--- Begin Provided data ---

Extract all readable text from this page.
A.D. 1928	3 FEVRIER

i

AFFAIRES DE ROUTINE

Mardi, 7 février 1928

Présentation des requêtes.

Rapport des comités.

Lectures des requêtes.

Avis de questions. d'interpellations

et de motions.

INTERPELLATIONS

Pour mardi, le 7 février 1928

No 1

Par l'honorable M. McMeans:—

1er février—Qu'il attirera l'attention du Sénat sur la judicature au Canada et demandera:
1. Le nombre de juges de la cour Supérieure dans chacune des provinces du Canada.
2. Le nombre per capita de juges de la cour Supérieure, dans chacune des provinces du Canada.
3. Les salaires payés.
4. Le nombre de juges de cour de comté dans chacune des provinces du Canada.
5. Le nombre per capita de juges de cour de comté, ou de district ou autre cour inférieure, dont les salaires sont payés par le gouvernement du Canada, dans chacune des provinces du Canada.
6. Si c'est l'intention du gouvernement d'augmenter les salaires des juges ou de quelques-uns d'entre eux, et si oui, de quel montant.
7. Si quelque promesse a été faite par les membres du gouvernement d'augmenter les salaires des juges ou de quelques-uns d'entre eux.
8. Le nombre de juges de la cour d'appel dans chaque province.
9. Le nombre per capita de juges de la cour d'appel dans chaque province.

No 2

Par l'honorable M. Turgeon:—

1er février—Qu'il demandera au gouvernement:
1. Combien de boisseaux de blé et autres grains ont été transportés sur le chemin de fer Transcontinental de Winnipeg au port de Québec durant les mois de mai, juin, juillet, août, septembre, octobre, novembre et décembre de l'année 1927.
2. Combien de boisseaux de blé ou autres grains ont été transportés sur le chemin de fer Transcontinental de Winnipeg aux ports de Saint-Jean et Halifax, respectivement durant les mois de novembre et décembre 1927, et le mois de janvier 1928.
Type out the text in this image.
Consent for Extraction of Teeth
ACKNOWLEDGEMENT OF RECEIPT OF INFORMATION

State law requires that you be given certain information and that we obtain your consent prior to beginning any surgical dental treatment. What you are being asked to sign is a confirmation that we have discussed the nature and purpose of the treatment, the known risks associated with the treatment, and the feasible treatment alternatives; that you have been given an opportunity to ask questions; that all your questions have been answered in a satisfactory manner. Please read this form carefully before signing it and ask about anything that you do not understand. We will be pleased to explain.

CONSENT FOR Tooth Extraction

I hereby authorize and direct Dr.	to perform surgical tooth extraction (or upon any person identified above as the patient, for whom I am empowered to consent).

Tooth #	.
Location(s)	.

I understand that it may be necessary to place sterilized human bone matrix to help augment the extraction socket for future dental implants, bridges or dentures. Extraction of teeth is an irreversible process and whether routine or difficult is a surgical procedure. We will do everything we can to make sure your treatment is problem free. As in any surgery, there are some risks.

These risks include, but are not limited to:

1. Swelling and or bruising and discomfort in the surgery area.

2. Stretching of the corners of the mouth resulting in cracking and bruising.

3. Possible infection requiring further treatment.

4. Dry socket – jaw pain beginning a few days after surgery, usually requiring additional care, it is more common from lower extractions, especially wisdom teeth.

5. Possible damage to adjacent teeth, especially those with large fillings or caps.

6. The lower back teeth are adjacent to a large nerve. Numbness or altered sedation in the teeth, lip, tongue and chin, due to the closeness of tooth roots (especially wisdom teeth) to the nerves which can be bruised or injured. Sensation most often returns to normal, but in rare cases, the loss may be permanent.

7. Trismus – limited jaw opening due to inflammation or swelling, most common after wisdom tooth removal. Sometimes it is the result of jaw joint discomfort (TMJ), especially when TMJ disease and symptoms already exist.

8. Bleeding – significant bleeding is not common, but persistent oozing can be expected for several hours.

--- End Provided data ---

> **Written instruction**
Working from the entries above, return all lines that contain "juges".

> **Written answer**
1. Le nombre de juges de la cour Supérieure dans chacune des provinces du Canada.
2. Le nombre per capita de juges de la cour Supérieure, dans chacune des provinces du Canada.
4. Le nombre de juges de cour de comté dans chacune des provinces du Canada.
5. Le nombre per capita de juges de cour de comté, ou de district ou autre cour inférieure, dont les salaires sont payés par le gouvernement du Canada, dans chacune des provinces du Canada.
6. Si c'est l'intention du gouvernement d'augmenter les salaires des juges ou de quelques-uns d'entre eux, et si oui, de quel montant.
7. Si quelque promesse a été faite par les membres du gouvernement d'augmenter les salaires des juges ou de quelques-uns d'entre eux.
8. Le nombre de juges de la cour d'appel dans chaque province.
9. Le nombre per capita de juges de la cour d'appel dans chaque province.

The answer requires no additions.